*SOURCE RECORDS*
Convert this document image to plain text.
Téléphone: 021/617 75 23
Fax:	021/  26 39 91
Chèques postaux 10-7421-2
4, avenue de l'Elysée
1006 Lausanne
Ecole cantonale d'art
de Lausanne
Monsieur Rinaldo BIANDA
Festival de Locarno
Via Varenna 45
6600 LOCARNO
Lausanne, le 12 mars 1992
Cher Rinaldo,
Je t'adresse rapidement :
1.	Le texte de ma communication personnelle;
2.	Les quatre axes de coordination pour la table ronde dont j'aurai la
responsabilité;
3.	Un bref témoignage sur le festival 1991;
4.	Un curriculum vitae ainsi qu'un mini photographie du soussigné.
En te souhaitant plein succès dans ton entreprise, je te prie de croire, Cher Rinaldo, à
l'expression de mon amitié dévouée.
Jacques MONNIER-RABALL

*WHAT YOU NEED TO DO*
Return the lines of the records that include the string "Rinaldo".

*WRITTEN ANSWER*
Monsieur Rinaldo BIANDA
Cher Rinaldo,
En te souhaitant plein succès dans ton entreprise, je te prie de croire, Cher Rinaldo, à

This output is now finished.